* **PROBLEM STATEMENT**: Where a line contains the word "true", copy that line in full.

* **MATERIAL PROVIDED**:
----------
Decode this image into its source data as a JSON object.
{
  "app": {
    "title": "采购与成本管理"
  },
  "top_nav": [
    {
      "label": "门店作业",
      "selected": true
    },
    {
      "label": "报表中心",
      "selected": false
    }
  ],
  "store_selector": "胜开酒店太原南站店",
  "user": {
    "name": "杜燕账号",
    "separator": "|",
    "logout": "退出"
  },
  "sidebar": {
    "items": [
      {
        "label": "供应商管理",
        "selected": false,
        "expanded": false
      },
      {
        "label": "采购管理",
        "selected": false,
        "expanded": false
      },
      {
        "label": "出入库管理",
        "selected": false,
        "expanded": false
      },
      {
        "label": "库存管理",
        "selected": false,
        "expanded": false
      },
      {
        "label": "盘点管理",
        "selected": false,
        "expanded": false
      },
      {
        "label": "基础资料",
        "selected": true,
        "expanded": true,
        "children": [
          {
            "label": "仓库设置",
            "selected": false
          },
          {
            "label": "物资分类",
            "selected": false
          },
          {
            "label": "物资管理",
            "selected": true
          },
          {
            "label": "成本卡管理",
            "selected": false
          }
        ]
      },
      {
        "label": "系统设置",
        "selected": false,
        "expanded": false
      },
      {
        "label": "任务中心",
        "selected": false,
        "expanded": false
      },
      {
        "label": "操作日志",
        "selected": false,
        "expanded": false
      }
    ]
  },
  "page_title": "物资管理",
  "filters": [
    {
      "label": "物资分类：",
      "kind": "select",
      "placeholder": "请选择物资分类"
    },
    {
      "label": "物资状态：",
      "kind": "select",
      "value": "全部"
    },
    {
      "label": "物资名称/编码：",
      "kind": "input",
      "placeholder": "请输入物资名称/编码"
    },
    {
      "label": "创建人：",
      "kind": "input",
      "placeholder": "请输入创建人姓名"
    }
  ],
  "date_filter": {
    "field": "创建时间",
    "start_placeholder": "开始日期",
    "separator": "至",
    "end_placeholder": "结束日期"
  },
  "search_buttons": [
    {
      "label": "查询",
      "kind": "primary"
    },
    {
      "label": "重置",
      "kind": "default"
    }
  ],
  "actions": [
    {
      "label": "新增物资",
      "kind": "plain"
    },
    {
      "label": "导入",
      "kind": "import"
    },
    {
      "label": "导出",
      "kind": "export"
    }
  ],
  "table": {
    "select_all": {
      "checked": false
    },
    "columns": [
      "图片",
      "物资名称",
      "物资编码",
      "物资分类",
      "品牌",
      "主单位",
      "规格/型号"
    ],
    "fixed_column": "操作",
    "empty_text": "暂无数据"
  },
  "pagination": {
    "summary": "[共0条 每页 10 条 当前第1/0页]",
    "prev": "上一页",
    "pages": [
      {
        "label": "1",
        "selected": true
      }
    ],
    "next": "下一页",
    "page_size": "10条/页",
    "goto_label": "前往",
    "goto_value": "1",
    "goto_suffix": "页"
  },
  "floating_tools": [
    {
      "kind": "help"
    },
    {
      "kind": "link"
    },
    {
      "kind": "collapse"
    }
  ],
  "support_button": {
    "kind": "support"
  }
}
----------
* **THE COMPLETED TASK**:
      "selected": true
        "selected": true,
        "expanded": true,
            "selected": true
        "selected": true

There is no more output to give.